--- PROBLEM TO SOLVE ---
Write out the listing below in full and exactly, leaving out every picture.

___ RECORD LIST

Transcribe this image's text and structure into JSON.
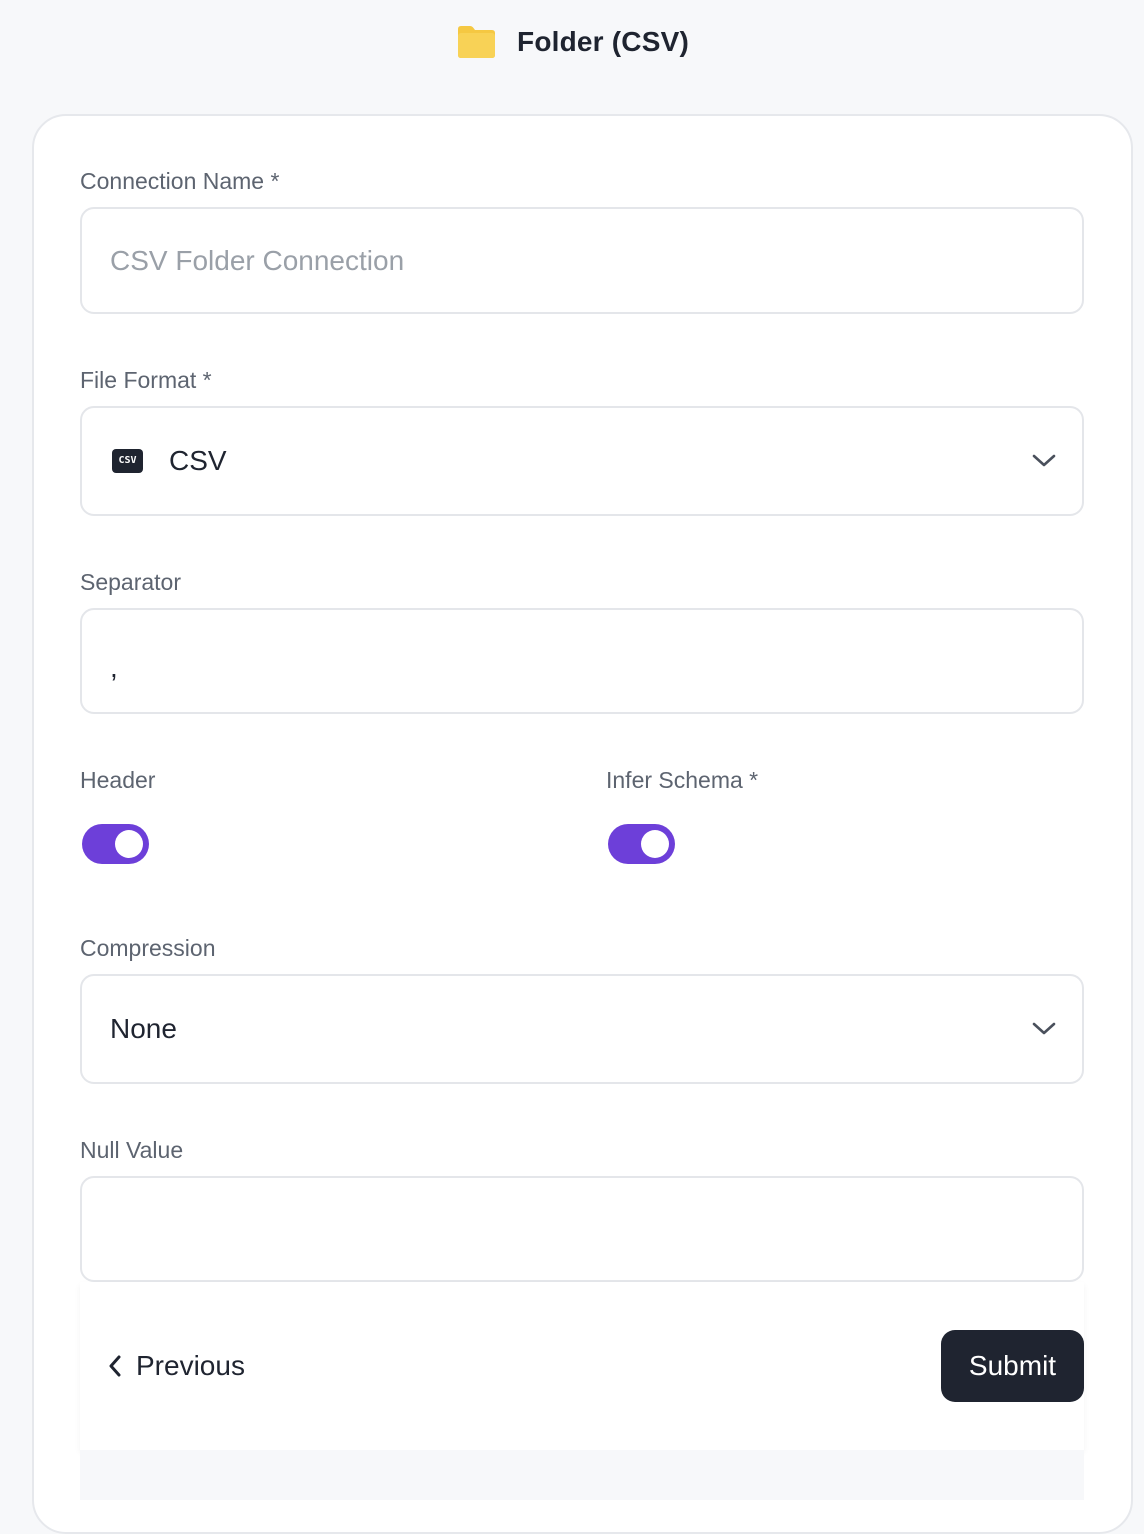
{
  "header": {
    "icon": "folder-icon",
    "title": "Folder (CSV)",
    "icon_color": "#f5c842"
  },
  "form": {
    "connection_name": {
      "label": "Connection Name *",
      "placeholder": "CSV Folder Connection",
      "value": ""
    },
    "file_format": {
      "label": "File Format *",
      "icon": "csv-file-icon",
      "icon_text": "CSV",
      "value": "CSV"
    },
    "separator": {
      "label": "Separator",
      "value": ","
    },
    "header_toggle": {
      "label": "Header",
      "on": true
    },
    "infer_schema_toggle": {
      "label": "Infer Schema *",
      "on": true
    },
    "compression": {
      "label": "Compression",
      "value": "None"
    },
    "null_value": {
      "label": "Null Value",
      "value": ""
    }
  },
  "footer": {
    "previous_label": "Previous",
    "submit_label": "Submit"
  },
  "colors": {
    "accent": "#6d3fd9",
    "dark": "#1f2430",
    "background": "#f7f8fa"
  }
}
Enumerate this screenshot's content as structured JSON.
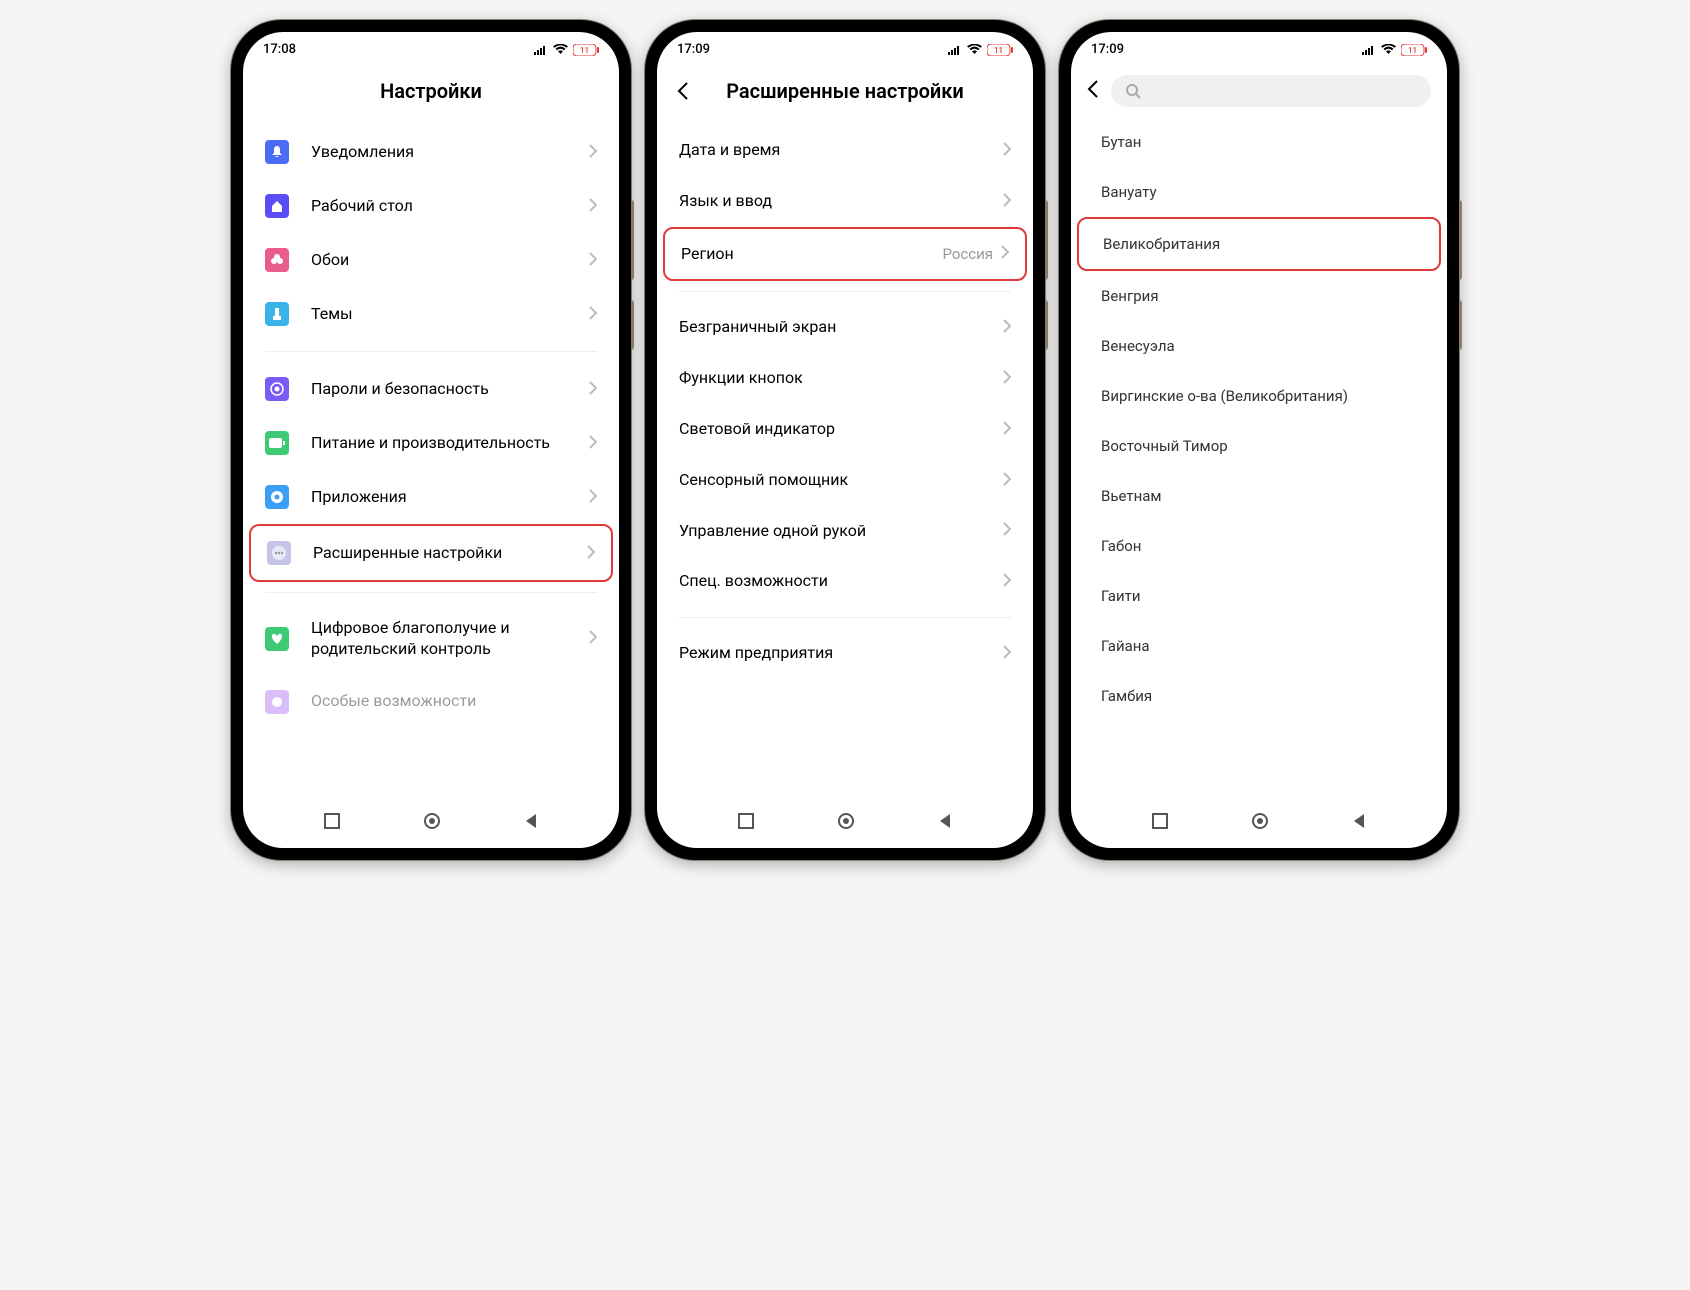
{
  "status": {
    "time1": "17:08",
    "time2": "17:09",
    "time3": "17:09",
    "battery": "11"
  },
  "screen1": {
    "title": "Настройки",
    "items": [
      {
        "label": "Уведомления",
        "icon_bg": "#4a6cf5",
        "icon": "bell"
      },
      {
        "label": "Рабочий стол",
        "icon_bg": "#5b4df5",
        "icon": "home"
      },
      {
        "label": "Обои",
        "icon_bg": "#e85d8a",
        "icon": "flower"
      },
      {
        "label": "Темы",
        "icon_bg": "#3ab4e8",
        "icon": "brush"
      }
    ],
    "items2": [
      {
        "label": "Пароли и безопасность",
        "icon_bg": "#7b5bf5",
        "icon": "shield"
      },
      {
        "label": "Питание и производительность",
        "icon_bg": "#3ec974",
        "icon": "battery"
      },
      {
        "label": "Приложения",
        "icon_bg": "#3a9ff5",
        "icon": "gear"
      },
      {
        "label": "Расширенные настройки",
        "icon_bg": "#c5c5e8",
        "icon": "dots",
        "highlight": true
      }
    ],
    "items3": [
      {
        "label": "Цифровое благополучие и родительский контроль",
        "icon_bg": "#3ec974",
        "icon": "heart"
      }
    ]
  },
  "screen2": {
    "title": "Расширенные настройки",
    "items": [
      {
        "label": "Дата и время"
      },
      {
        "label": "Язык и ввод"
      },
      {
        "label": "Регион",
        "value": "Россия",
        "highlight": true
      }
    ],
    "items2": [
      {
        "label": "Безграничный экран"
      },
      {
        "label": "Функции кнопок"
      },
      {
        "label": "Световой индикатор"
      },
      {
        "label": "Сенсорный помощник"
      },
      {
        "label": "Управление одной рукой"
      },
      {
        "label": "Спец. возможности"
      }
    ],
    "items3": [
      {
        "label": "Режим предприятия"
      }
    ]
  },
  "screen3": {
    "items": [
      "Бутан",
      "Вануату",
      "Великобритания",
      "Венгрия",
      "Венесуэла",
      "Виргинские о-ва (Великобритания)",
      "Восточный Тимор",
      "Вьетнам",
      "Габон",
      "Гаити",
      "Гайана",
      "Гамбия"
    ],
    "highlight_index": 2
  }
}
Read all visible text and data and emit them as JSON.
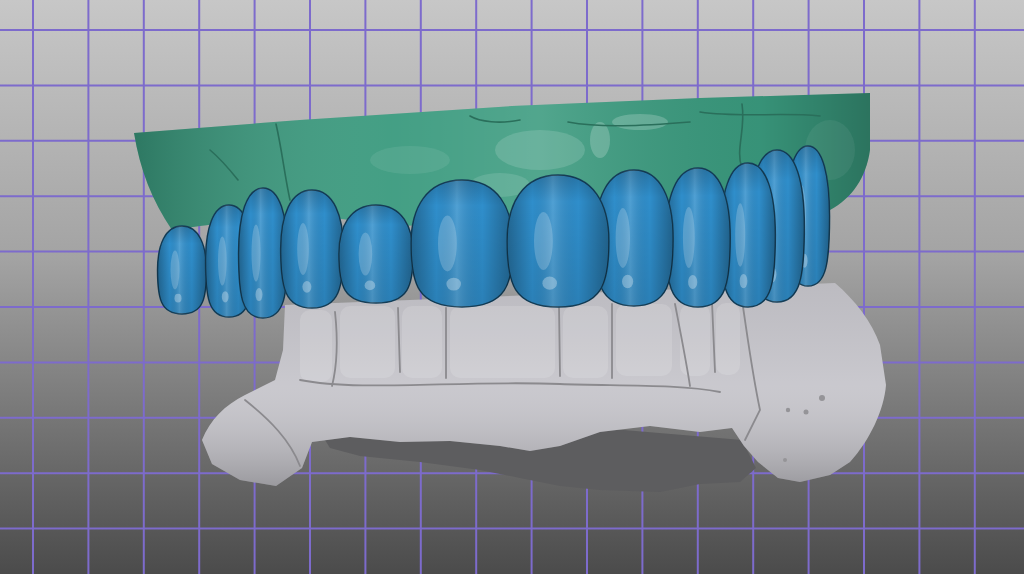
{
  "scene": {
    "model_parts": [
      {
        "kind": "upper-gingiva",
        "color": "#3a9a7e"
      },
      {
        "kind": "crowns",
        "color": "#2f8ecb"
      },
      {
        "kind": "lower-arch",
        "color": "#c6c5cb"
      }
    ]
  }
}
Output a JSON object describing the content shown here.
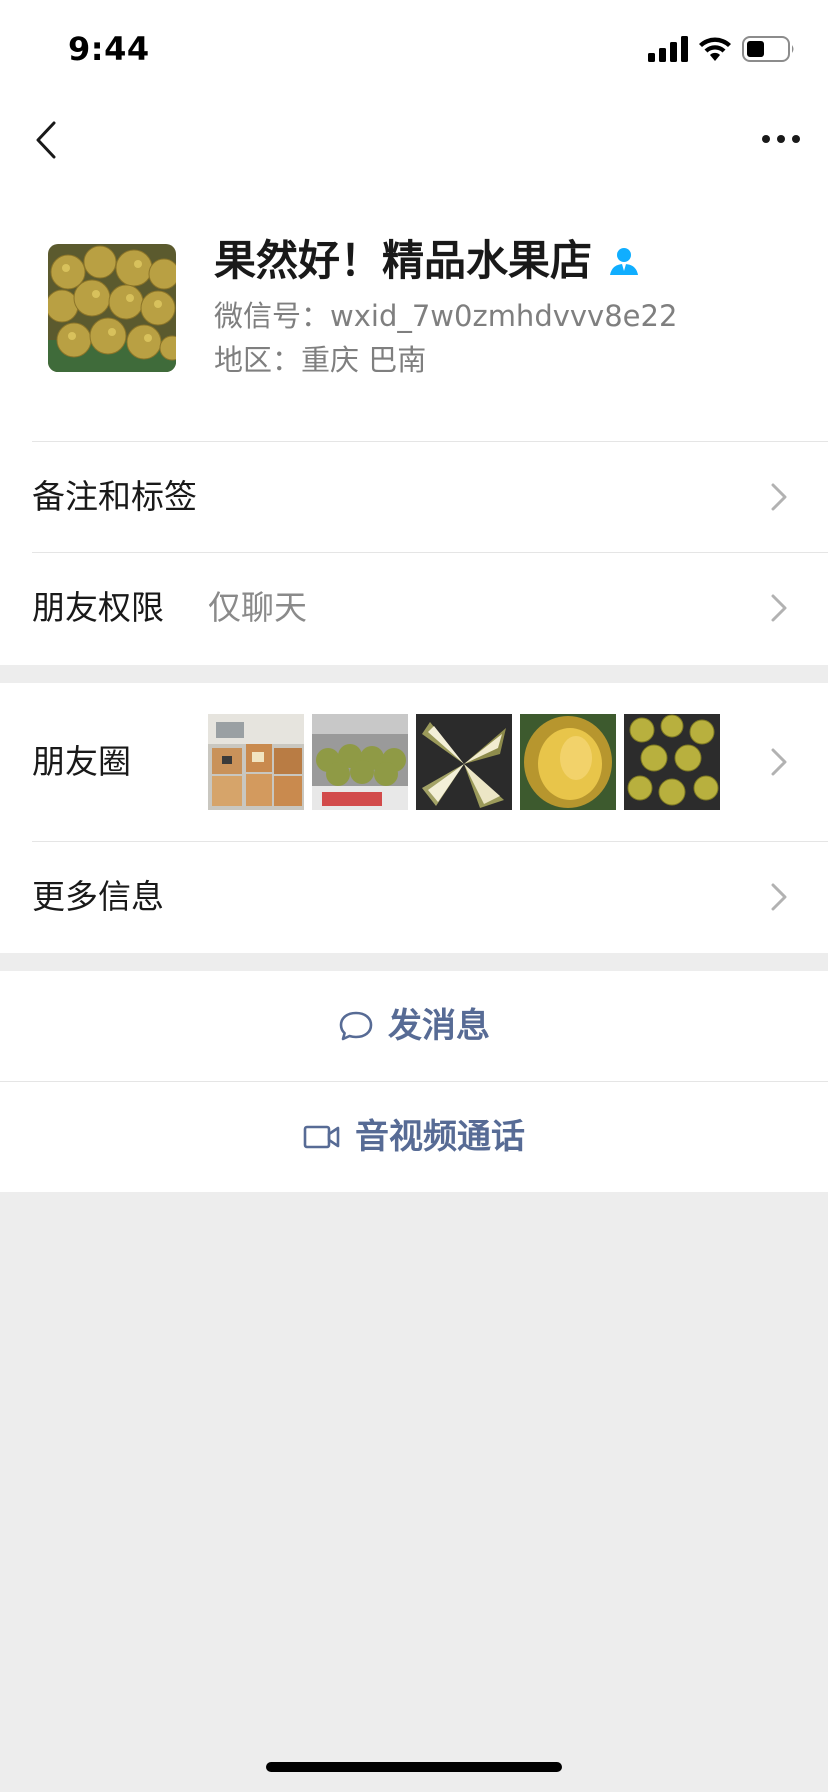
{
  "status_bar": {
    "time": "9:44"
  },
  "nav": {
    "back_icon": "chevron-left-icon",
    "more_icon": "more-dots-icon"
  },
  "profile": {
    "name": "果然好！精品水果店",
    "wechat_id": "微信号：wxid_7w0zmhdvvv8e22",
    "region": "地区：重庆 巴南",
    "verified_icon": "contact-person-icon",
    "verified_color": "#10aeff"
  },
  "rows": {
    "remarks": {
      "label": "备注和标签"
    },
    "permissions": {
      "label": "朋友权限",
      "value": "仅聊天"
    },
    "moments": {
      "label": "朋友圈"
    },
    "more_info": {
      "label": "更多信息"
    }
  },
  "actions": {
    "message": {
      "label": "发消息",
      "icon": "chat-bubble-icon"
    },
    "call": {
      "label": "音视频通话",
      "icon": "video-camera-icon"
    }
  },
  "colors": {
    "link": "#576b95",
    "background": "#ededed",
    "text_primary": "#191919",
    "text_secondary": "#7f7f7f"
  }
}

______

--- SOLVED EXERCISE ---
Transcribe this image's text and structure into JSON.
{
  "header": {
    "icon": "folder-icon",
    "title": "Folder (CSV)",
    "icon_color": "#f5c842"
  },
  "form": {
    "connection_name": {
      "label": "Connection Name *",
      "placeholder": "CSV Folder Connection",
      "value": ""
    },
    "file_format": {
      "label": "File Format *",
      "icon": "csv-file-icon",
      "icon_text": "CSV",
      "value": "CSV"
    },
    "separator": {
      "label": "Separator",
      "value": ","
    },
    "header_toggle": {
      "label": "Header",
      "on": true
    },
    "infer_schema_toggle": {
      "label": "Infer Schema *",
      "on": true
    },
    "compression": {
      "label": "Compression",
      "value": "None"
    },
    "null_value": {
      "label": "Null Value",
      "value": ""
    }
  },
  "footer": {
    "previous_label": "Previous",
    "submit_label": "Submit"
  },
  "colors": {
    "accent": "#6d3fd9",
    "dark": "#1f2430",
    "background": "#f7f8fa"
  }
}
Enumerate this screenshot's content as structured JSON.
{
  "status": {
    "time1": "17:08",
    "time2": "17:09",
    "time3": "17:09",
    "battery": "11"
  },
  "screen1": {
    "title": "Настройки",
    "items": [
      {
        "label": "Уведомления",
        "icon_bg": "#4a6cf5",
        "icon": "bell"
      },
      {
        "label": "Рабочий стол",
        "icon_bg": "#5b4df5",
        "icon": "home"
      },
      {
        "label": "Обои",
        "icon_bg": "#e85d8a",
        "icon": "flower"
      },
      {
        "label": "Темы",
        "icon_bg": "#3ab4e8",
        "icon": "brush"
      }
    ],
    "items2": [
      {
        "label": "Пароли и безопасность",
        "icon_bg": "#7b5bf5",
        "icon": "shield"
      },
      {
        "label": "Питание и производительность",
        "icon_bg": "#3ec974",
        "icon": "battery"
      },
      {
        "label": "Приложения",
        "icon_bg": "#3a9ff5",
        "icon": "gear"
      },
      {
        "label": "Расширенные настройки",
        "icon_bg": "#c5c5e8",
        "icon": "dots",
        "highlight": true
      }
    ],
    "items3": [
      {
        "label": "Цифровое благополучие и родительский контроль",
        "icon_bg": "#3ec974",
        "icon": "heart"
      }
    ]
  },
  "screen2": {
    "title": "Расширенные настройки",
    "items": [
      {
        "label": "Дата и время"
      },
      {
        "label": "Язык и ввод"
      },
      {
        "label": "Регион",
        "value": "Россия",
        "highlight": true
      }
    ],
    "items2": [
      {
        "label": "Безграничный экран"
      },
      {
        "label": "Функции кнопок"
      },
      {
        "label": "Световой индикатор"
      },
      {
        "label": "Сенсорный помощник"
      },
      {
        "label": "Управление одной рукой"
      },
      {
        "label": "Спец. возможности"
      }
    ],
    "items3": [
      {
        "label": "Режим предприятия"
      }
    ]
  },
  "screen3": {
    "items": [
      "Бутан",
      "Вануату",
      "Великобритания",
      "Венгрия",
      "Венесуэла",
      "Виргинские о-ва (Великобритания)",
      "Восточный Тимор",
      "Вьетнам",
      "Габон",
      "Гаити",
      "Гайана",
      "Гамбия"
    ],
    "highlight_index": 2
  }
}
Read all visible text and data and emit them as JSON.
{
  "scene": {
    "model_parts": [
      {
        "kind": "upper-gingiva",
        "color": "#3a9a7e"
      },
      {
        "kind": "crowns",
        "color": "#2f8ecb"
      },
      {
        "kind": "lower-arch",
        "color": "#c6c5cb"
      }
    ]
  }
}
Output a JSON object describing the content shown here.
{
  "status_bar": {
    "time": "9:44"
  },
  "nav": {
    "back_icon": "chevron-left-icon",
    "more_icon": "more-dots-icon"
  },
  "profile": {
    "name": "果然好！精品水果店",
    "wechat_id": "微信号：wxid_7w0zmhdvvv8e22",
    "region": "地区：重庆 巴南",
    "verified_icon": "contact-person-icon",
    "verified_color": "#10aeff"
  },
  "rows": {
    "remarks": {
      "label": "备注和标签"
    },
    "permissions": {
      "label": "朋友权限",
      "value": "仅聊天"
    },
    "moments": {
      "label": "朋友圈"
    },
    "more_info": {
      "label": "更多信息"
    }
  },
  "actions": {
    "message": {
      "label": "发消息",
      "icon": "chat-bubble-icon"
    },
    "call": {
      "label": "音视频通话",
      "icon": "video-camera-icon"
    }
  },
  "colors": {
    "link": "#576b95",
    "background": "#ededed",
    "text_primary": "#191919",
    "text_secondary": "#7f7f7f"
  }
}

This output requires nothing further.